# START OF Records for the exercise
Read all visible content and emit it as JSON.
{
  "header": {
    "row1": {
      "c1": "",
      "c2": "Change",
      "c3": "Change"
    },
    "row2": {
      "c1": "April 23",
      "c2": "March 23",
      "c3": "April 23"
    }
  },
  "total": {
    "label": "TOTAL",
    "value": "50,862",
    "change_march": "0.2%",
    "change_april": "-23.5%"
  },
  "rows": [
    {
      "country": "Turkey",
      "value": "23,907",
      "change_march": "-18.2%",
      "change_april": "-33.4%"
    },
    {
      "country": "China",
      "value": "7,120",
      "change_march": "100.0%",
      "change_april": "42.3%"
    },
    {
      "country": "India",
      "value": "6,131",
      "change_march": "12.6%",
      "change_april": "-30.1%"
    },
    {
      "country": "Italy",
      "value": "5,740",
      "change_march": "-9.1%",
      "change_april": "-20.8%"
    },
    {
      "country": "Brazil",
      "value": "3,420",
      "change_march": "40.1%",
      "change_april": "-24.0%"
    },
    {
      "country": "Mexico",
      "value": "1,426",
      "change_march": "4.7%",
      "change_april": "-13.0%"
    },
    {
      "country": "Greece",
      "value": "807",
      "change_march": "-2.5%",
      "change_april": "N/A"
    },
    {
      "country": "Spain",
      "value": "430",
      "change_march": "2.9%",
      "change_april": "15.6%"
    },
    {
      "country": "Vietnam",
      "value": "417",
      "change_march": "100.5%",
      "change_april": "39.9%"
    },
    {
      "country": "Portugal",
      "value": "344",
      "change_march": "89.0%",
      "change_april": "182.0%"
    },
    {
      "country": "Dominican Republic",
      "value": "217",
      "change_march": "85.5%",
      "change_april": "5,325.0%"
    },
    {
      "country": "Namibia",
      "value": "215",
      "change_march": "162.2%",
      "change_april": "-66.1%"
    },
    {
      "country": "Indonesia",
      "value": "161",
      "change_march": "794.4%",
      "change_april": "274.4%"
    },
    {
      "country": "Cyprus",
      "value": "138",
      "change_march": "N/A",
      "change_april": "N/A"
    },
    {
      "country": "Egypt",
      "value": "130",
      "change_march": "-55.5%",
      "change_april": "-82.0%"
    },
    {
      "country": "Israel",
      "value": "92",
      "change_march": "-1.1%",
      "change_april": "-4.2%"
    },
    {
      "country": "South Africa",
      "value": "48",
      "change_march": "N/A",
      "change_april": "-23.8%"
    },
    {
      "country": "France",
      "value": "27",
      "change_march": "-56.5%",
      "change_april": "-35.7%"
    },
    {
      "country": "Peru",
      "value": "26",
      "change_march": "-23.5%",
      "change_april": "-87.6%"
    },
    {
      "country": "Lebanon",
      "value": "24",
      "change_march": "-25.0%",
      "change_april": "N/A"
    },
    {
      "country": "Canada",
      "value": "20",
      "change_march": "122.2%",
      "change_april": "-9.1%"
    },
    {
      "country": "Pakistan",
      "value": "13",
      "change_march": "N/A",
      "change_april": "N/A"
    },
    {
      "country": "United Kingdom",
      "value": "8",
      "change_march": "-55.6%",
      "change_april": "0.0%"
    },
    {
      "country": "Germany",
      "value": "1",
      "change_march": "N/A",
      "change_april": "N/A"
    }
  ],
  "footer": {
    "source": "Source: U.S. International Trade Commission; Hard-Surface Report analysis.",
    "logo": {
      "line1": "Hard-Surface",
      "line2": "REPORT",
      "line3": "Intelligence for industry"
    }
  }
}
# END OF Records for the exercise
Brief
Copy out the full material exactly as it appears.

Solved problem
Read all visible content and emit it as JSON.
{
  "header": {
    "row1": {
      "c1": "",
      "c2": "Change",
      "c3": "Change"
    },
    "row2": {
      "c1": "April 23",
      "c2": "March 23",
      "c3": "April 23"
    }
  },
  "total": {
    "label": "TOTAL",
    "value": "50,862",
    "change_march": "0.2%",
    "change_april": "-23.5%"
  },
  "rows": [
    {
      "country": "Turkey",
      "value": "23,907",
      "change_march": "-18.2%",
      "change_april": "-33.4%"
    },
    {
      "country": "China",
      "value": "7,120",
      "change_march": "100.0%",
      "change_april": "42.3%"
    },
    {
      "country": "India",
      "value": "6,131",
      "change_march": "12.6%",
      "change_april": "-30.1%"
    },
    {
      "country": "Italy",
      "value": "5,740",
      "change_march": "-9.1%",
      "change_april": "-20.8%"
    },
    {
      "country": "Brazil",
      "value": "3,420",
      "change_march": "40.1%",
      "change_april": "-24.0%"
    },
    {
      "country": "Mexico",
      "value": "1,426",
      "change_march": "4.7%",
      "change_april": "-13.0%"
    },
    {
      "country": "Greece",
      "value": "807",
      "change_march": "-2.5%",
      "change_april": "N/A"
    },
    {
      "country": "Spain",
      "value": "430",
      "change_march": "2.9%",
      "change_april": "15.6%"
    },
    {
      "country": "Vietnam",
      "value": "417",
      "change_march": "100.5%",
      "change_april": "39.9%"
    },
    {
      "country": "Portugal",
      "value": "344",
      "change_march": "89.0%",
      "change_april": "182.0%"
    },
    {
      "country": "Dominican Republic",
      "value": "217",
      "change_march": "85.5%",
      "change_april": "5,325.0%"
    },
    {
      "country": "Namibia",
      "value": "215",
      "change_march": "162.2%",
      "change_april": "-66.1%"
    },
    {
      "country": "Indonesia",
      "value": "161",
      "change_march": "794.4%",
      "change_april": "274.4%"
    },
    {
      "country": "Cyprus",
      "value": "138",
      "change_march": "N/A",
      "change_april": "N/A"
    },
    {
      "country": "Egypt",
      "value": "130",
      "change_march": "-55.5%",
      "change_april": "-82.0%"
    },
    {
      "country": "Israel",
      "value": "92",
      "change_march": "-1.1%",
      "change_april": "-4.2%"
    },
    {
      "country": "South Africa",
      "value": "48",
      "change_march": "N/A",
      "change_april": "-23.8%"
    },
    {
      "country": "France",
      "value": "27",
      "change_march": "-56.5%",
      "change_april": "-35.7%"
    },
    {
      "country": "Peru",
      "value": "26",
      "change_march": "-23.5%",
      "change_april": "-87.6%"
    },
    {
      "country": "Lebanon",
      "value": "24",
      "change_march": "-25.0%",
      "change_april": "N/A"
    },
    {
      "country": "Canada",
      "value": "20",
      "change_march": "122.2%",
      "change_april": "-9.1%"
    },
    {
      "country": "Pakistan",
      "value": "13",
      "change_march": "N/A",
      "change_april": "N/A"
    },
    {
      "country": "United Kingdom",
      "value": "8",
      "change_march": "-55.6%",
      "change_april": "0.0%"
    },
    {
      "country": "Germany",
      "value": "1",
      "change_march": "N/A",
      "change_april": "N/A"
    }
  ],
  "footer": {
    "source": "Source: U.S. International Trade Commission; Hard-Surface Report analysis.",
    "logo": {
      "line1": "Hard-Surface",
      "line2": "REPORT",
      "line3": "Intelligence for industry"
    }
  }
}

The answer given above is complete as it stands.